[Records from a data collection]
☆ ☆ ☆
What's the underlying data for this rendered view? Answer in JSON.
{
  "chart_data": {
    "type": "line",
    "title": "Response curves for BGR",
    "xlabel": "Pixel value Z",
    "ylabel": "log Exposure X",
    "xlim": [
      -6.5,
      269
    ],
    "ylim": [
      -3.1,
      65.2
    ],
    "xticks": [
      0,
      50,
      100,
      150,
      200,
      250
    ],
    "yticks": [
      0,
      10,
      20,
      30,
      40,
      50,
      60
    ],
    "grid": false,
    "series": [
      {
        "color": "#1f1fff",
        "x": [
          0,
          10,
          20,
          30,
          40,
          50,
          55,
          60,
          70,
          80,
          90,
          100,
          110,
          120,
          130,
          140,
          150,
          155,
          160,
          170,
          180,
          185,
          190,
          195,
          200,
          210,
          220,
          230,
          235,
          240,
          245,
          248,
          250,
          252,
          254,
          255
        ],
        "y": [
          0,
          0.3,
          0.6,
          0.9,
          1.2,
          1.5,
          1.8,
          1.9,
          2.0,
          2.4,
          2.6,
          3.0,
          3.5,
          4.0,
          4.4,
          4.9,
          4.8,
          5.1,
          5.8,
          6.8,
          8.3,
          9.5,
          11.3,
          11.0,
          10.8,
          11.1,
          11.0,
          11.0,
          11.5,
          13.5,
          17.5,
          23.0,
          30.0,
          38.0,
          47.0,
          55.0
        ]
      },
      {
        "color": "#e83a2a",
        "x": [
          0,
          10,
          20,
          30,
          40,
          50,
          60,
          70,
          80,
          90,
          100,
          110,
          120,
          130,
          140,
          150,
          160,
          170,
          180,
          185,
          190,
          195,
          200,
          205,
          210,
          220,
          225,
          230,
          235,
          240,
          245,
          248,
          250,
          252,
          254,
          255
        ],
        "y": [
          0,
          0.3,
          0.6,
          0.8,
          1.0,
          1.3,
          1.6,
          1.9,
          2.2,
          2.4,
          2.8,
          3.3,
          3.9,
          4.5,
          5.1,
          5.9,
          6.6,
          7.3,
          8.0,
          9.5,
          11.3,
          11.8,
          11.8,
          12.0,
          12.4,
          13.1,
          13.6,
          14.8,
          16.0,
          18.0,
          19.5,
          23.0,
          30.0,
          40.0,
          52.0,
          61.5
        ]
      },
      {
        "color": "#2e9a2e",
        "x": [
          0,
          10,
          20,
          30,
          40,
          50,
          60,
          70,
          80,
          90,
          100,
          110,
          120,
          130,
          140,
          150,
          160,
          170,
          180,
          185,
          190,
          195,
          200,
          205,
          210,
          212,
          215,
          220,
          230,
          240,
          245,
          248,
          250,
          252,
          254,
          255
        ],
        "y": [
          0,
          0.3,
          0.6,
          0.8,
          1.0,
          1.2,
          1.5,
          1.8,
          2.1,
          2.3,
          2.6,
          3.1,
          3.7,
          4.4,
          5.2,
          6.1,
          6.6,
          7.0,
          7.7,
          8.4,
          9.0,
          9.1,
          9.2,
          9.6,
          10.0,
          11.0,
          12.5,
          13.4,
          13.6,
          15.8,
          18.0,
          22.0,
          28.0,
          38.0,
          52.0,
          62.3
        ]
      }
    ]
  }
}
☆ ☆ ☆
Exact copies of all the records are required.

What's the underlying data for this rendered view? Answer in JSON.
{
  "chart_data": {
    "type": "line",
    "title": "Response curves for BGR",
    "xlabel": "Pixel value Z",
    "ylabel": "log Exposure X",
    "xlim": [
      -6.5,
      269
    ],
    "ylim": [
      -3.1,
      65.2
    ],
    "xticks": [
      0,
      50,
      100,
      150,
      200,
      250
    ],
    "yticks": [
      0,
      10,
      20,
      30,
      40,
      50,
      60
    ],
    "grid": false,
    "series": [
      {
        "color": "#1f1fff",
        "x": [
          0,
          10,
          20,
          30,
          40,
          50,
          55,
          60,
          70,
          80,
          90,
          100,
          110,
          120,
          130,
          140,
          150,
          155,
          160,
          170,
          180,
          185,
          190,
          195,
          200,
          210,
          220,
          230,
          235,
          240,
          245,
          248,
          250,
          252,
          254,
          255
        ],
        "y": [
          0,
          0.3,
          0.6,
          0.9,
          1.2,
          1.5,
          1.8,
          1.9,
          2.0,
          2.4,
          2.6,
          3.0,
          3.5,
          4.0,
          4.4,
          4.9,
          4.8,
          5.1,
          5.8,
          6.8,
          8.3,
          9.5,
          11.3,
          11.0,
          10.8,
          11.1,
          11.0,
          11.0,
          11.5,
          13.5,
          17.5,
          23.0,
          30.0,
          38.0,
          47.0,
          55.0
        ]
      },
      {
        "color": "#e83a2a",
        "x": [
          0,
          10,
          20,
          30,
          40,
          50,
          60,
          70,
          80,
          90,
          100,
          110,
          120,
          130,
          140,
          150,
          160,
          170,
          180,
          185,
          190,
          195,
          200,
          205,
          210,
          220,
          225,
          230,
          235,
          240,
          245,
          248,
          250,
          252,
          254,
          255
        ],
        "y": [
          0,
          0.3,
          0.6,
          0.8,
          1.0,
          1.3,
          1.6,
          1.9,
          2.2,
          2.4,
          2.8,
          3.3,
          3.9,
          4.5,
          5.1,
          5.9,
          6.6,
          7.3,
          8.0,
          9.5,
          11.3,
          11.8,
          11.8,
          12.0,
          12.4,
          13.1,
          13.6,
          14.8,
          16.0,
          18.0,
          19.5,
          23.0,
          30.0,
          40.0,
          52.0,
          61.5
        ]
      },
      {
        "color": "#2e9a2e",
        "x": [
          0,
          10,
          20,
          30,
          40,
          50,
          60,
          70,
          80,
          90,
          100,
          110,
          120,
          130,
          140,
          150,
          160,
          170,
          180,
          185,
          190,
          195,
          200,
          205,
          210,
          212,
          215,
          220,
          230,
          240,
          245,
          248,
          250,
          252,
          254,
          255
        ],
        "y": [
          0,
          0.3,
          0.6,
          0.8,
          1.0,
          1.2,
          1.5,
          1.8,
          2.1,
          2.3,
          2.6,
          3.1,
          3.7,
          4.4,
          5.2,
          6.1,
          6.6,
          7.0,
          7.7,
          8.4,
          9.0,
          9.1,
          9.2,
          9.6,
          10.0,
          11.0,
          12.5,
          13.4,
          13.6,
          15.8,
          18.0,
          22.0,
          28.0,
          38.0,
          52.0,
          62.3
        ]
      }
    ]
  }
}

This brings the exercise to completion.